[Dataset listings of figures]

* start *

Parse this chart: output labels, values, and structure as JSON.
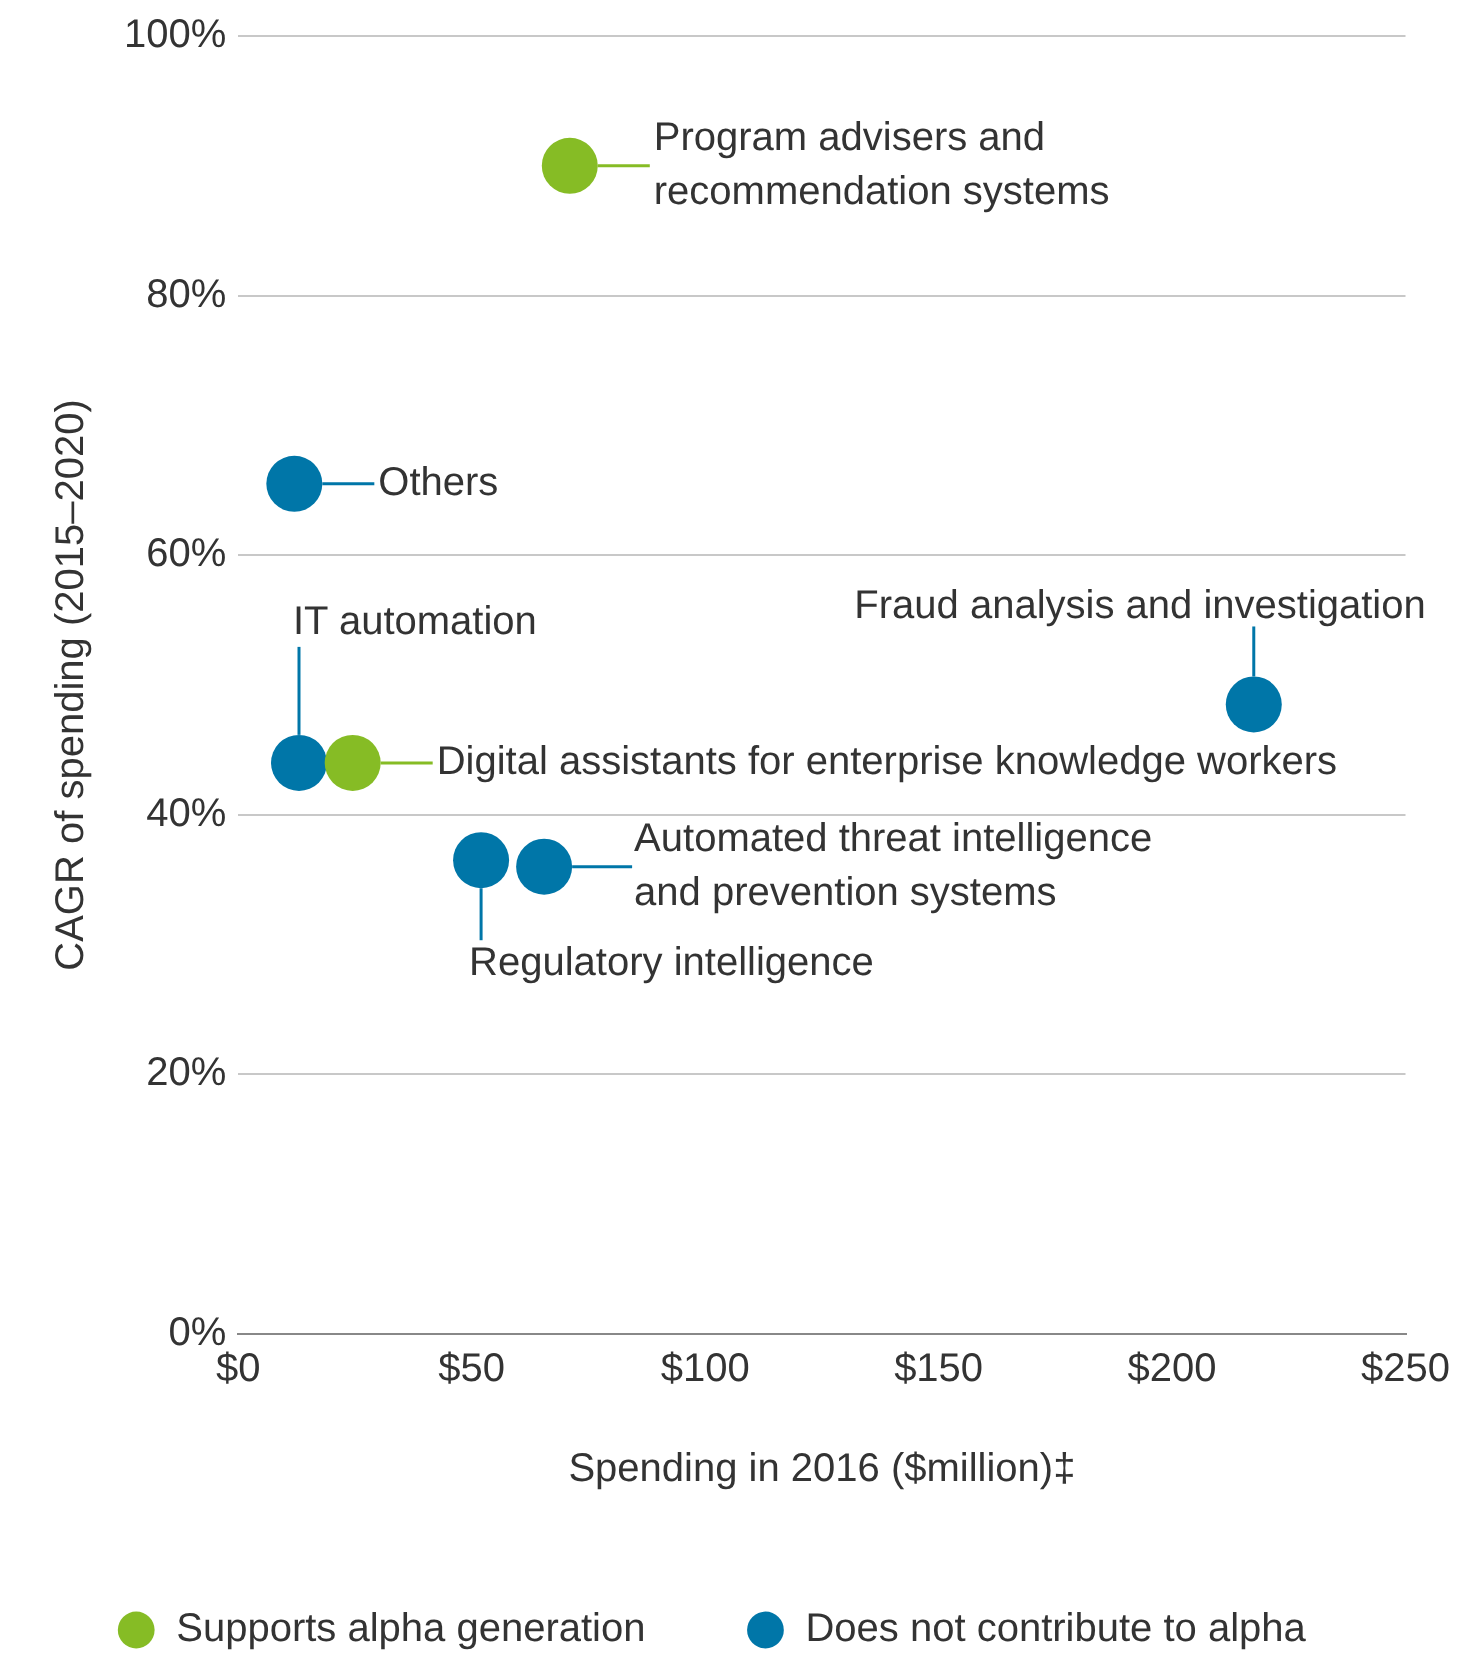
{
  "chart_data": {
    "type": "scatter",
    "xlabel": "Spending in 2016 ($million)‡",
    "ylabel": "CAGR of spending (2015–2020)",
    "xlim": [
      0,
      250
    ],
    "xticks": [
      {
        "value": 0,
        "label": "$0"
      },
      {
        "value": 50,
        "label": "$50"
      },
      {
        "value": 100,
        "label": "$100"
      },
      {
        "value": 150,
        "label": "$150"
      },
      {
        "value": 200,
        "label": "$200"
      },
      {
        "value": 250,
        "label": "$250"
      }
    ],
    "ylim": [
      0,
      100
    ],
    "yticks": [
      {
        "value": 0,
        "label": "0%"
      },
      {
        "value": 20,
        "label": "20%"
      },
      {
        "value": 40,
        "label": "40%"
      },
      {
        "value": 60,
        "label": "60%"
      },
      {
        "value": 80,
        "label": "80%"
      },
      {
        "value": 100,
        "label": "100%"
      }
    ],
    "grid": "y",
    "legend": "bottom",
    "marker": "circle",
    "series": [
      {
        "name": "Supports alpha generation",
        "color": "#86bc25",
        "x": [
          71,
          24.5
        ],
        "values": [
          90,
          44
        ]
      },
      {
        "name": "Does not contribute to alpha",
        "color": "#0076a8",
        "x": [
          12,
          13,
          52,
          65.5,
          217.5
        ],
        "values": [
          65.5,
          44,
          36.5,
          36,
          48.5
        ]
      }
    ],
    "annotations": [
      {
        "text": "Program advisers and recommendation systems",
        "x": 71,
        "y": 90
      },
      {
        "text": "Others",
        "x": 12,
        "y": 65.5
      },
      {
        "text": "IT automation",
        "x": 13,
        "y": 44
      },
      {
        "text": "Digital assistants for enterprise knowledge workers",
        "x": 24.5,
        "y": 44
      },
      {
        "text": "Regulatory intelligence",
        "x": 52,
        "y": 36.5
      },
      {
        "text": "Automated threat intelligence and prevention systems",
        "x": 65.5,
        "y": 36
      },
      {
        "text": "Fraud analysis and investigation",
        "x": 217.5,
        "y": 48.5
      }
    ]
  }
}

* end *
* start *

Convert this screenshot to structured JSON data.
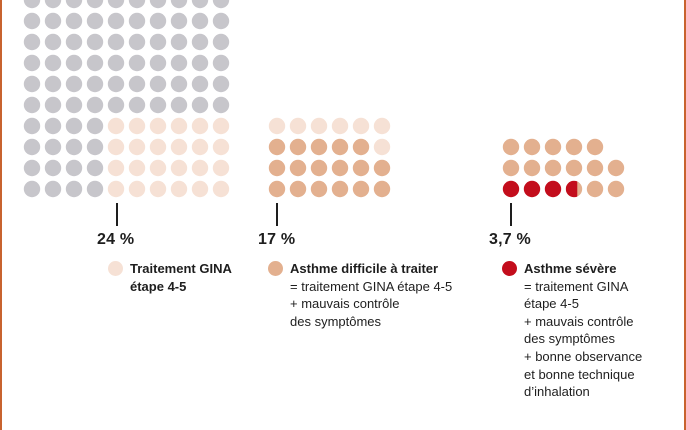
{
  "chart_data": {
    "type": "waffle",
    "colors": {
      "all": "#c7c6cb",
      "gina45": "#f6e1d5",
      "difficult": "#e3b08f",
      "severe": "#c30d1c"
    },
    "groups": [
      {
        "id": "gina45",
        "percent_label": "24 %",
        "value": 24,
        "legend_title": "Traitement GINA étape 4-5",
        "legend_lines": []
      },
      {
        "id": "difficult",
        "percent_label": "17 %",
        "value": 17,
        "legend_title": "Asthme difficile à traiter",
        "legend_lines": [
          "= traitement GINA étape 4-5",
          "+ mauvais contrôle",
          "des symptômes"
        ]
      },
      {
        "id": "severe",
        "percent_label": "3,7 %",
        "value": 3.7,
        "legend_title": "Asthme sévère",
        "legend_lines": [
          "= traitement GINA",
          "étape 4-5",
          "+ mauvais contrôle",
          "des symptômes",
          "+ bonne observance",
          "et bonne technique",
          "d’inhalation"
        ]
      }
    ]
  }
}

* end *
* start *

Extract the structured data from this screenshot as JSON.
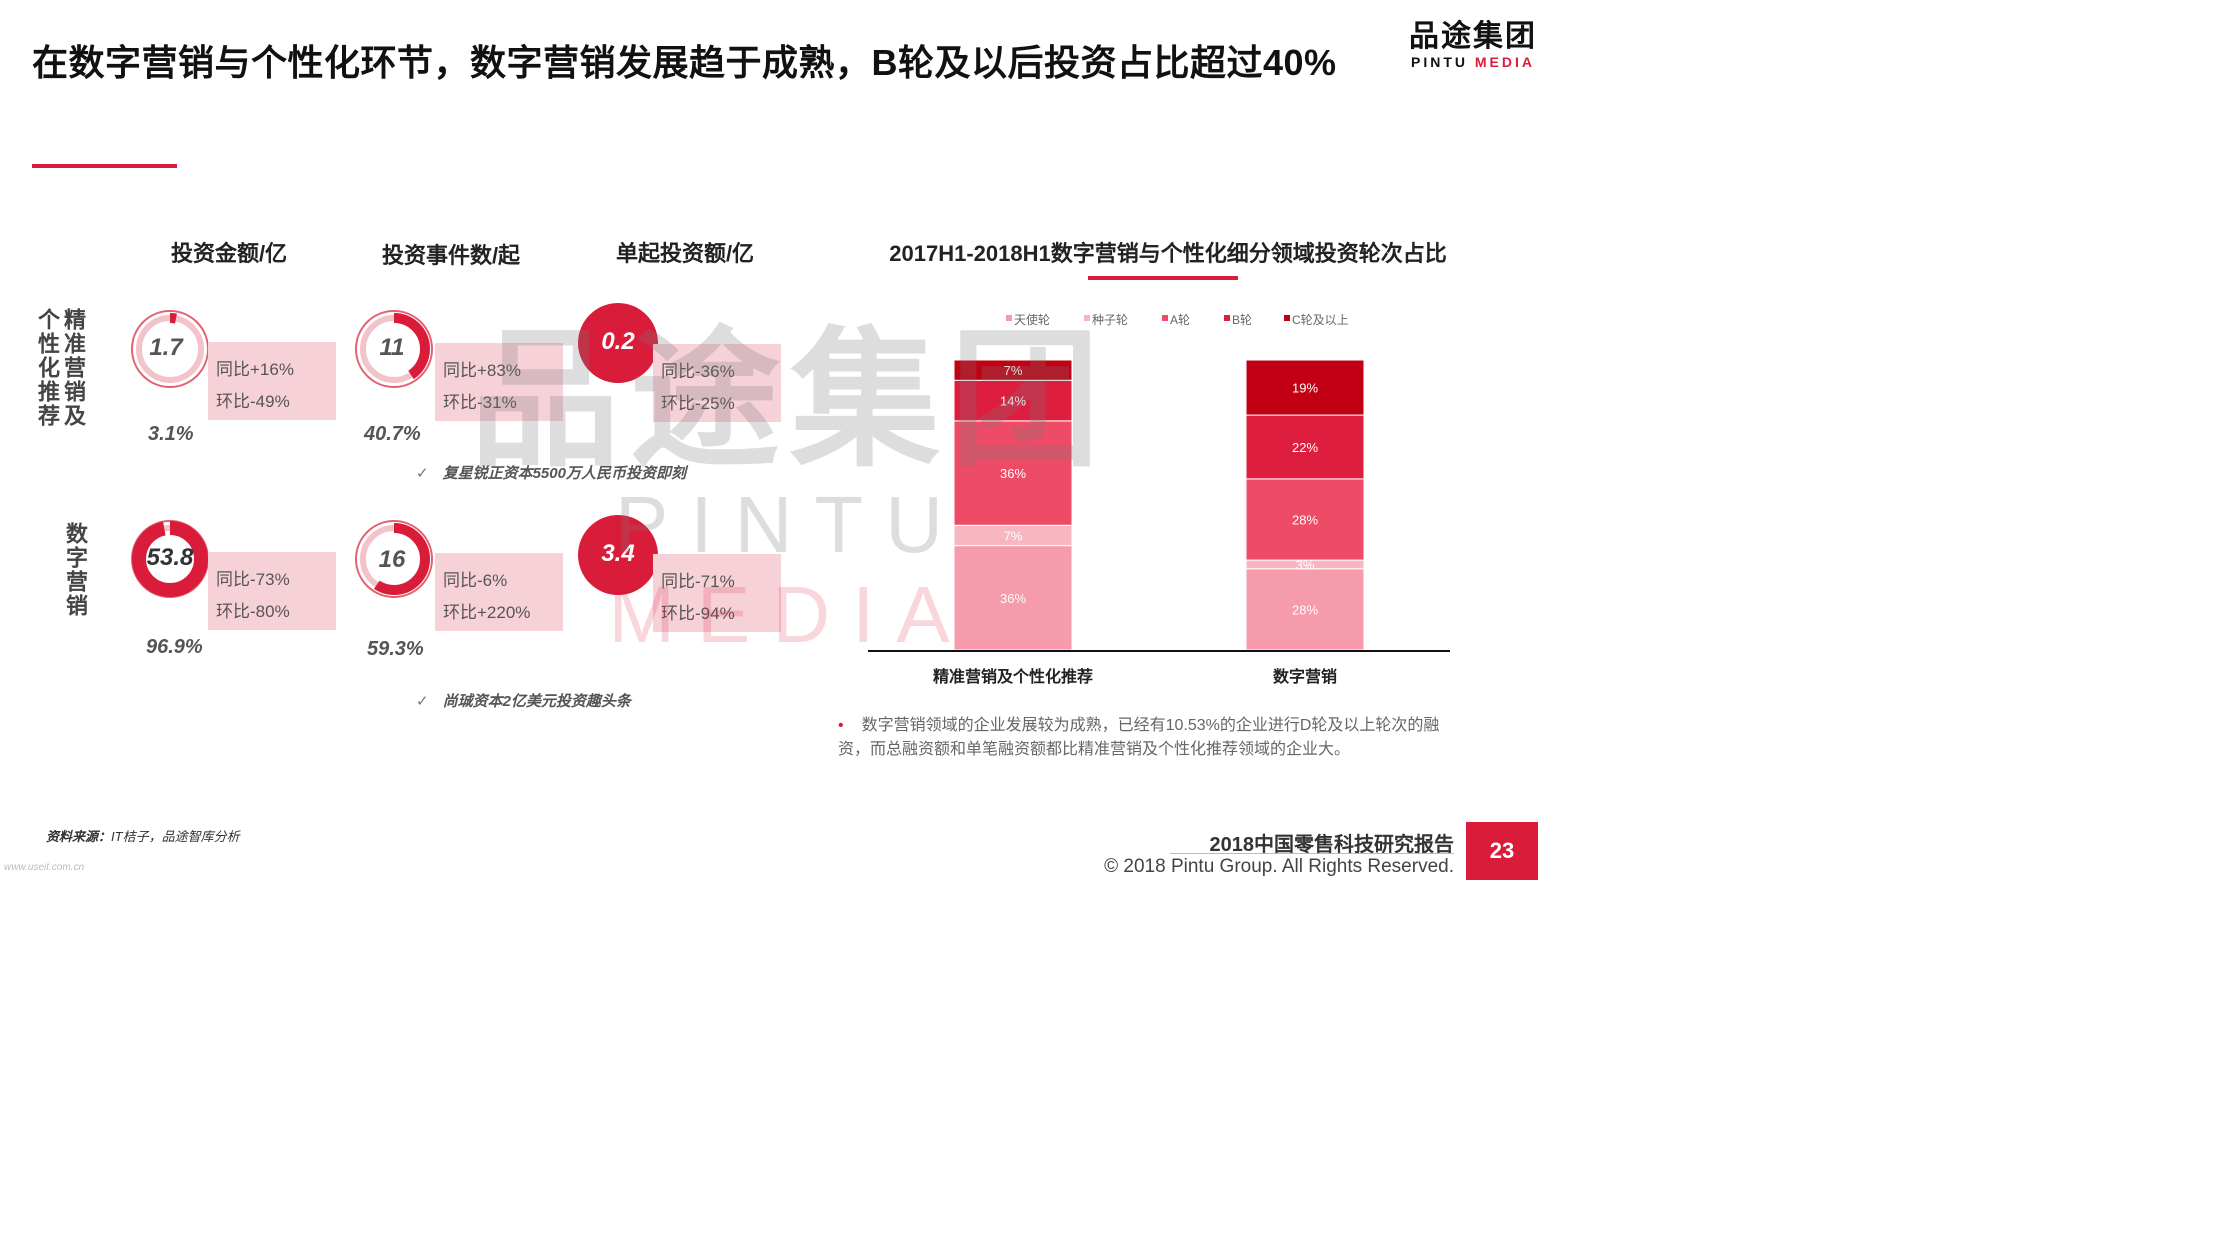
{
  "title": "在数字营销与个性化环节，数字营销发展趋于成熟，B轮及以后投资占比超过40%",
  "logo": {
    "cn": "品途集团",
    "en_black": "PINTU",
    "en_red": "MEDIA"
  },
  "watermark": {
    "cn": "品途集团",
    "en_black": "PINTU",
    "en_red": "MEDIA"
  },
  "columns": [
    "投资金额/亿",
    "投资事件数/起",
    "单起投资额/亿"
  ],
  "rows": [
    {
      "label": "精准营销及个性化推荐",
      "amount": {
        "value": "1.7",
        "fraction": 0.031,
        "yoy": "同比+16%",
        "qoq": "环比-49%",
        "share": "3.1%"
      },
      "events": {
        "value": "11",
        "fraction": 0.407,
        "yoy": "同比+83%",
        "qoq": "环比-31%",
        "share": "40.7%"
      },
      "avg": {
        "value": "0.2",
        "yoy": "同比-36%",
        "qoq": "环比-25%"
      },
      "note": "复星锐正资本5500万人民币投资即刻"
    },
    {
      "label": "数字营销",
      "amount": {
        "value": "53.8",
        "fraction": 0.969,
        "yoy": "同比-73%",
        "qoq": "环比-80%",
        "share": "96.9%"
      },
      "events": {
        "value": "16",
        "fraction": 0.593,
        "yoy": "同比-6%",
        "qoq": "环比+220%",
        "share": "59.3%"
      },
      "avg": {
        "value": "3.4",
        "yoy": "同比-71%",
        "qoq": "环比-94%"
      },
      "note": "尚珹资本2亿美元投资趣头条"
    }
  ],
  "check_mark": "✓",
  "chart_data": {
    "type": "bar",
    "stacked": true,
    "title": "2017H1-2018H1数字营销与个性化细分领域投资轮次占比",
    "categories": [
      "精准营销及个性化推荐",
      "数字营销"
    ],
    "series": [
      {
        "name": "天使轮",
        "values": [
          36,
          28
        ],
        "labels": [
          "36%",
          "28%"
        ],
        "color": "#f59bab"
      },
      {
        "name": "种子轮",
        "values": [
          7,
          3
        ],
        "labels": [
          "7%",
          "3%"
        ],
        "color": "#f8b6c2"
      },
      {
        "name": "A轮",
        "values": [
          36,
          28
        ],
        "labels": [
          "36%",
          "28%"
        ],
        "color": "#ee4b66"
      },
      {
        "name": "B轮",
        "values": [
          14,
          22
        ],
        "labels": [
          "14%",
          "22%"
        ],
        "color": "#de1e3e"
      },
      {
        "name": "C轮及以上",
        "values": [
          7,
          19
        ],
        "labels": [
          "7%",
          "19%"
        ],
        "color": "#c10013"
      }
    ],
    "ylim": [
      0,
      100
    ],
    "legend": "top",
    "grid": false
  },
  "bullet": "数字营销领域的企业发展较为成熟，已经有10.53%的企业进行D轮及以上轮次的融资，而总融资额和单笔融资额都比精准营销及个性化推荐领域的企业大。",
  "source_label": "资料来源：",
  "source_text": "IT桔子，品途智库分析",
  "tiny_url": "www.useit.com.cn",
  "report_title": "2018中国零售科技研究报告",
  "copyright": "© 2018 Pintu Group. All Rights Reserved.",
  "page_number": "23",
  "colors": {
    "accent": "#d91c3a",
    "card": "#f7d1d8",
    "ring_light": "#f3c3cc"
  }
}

* end *

◆ The task ◆
Take every line that includes the string "note" and copy it.

◆ The result ◆
      "note": "复星锐正资本5500万人民币投资即刻"
      "note": "尚珹资本2亿美元投资趣头条"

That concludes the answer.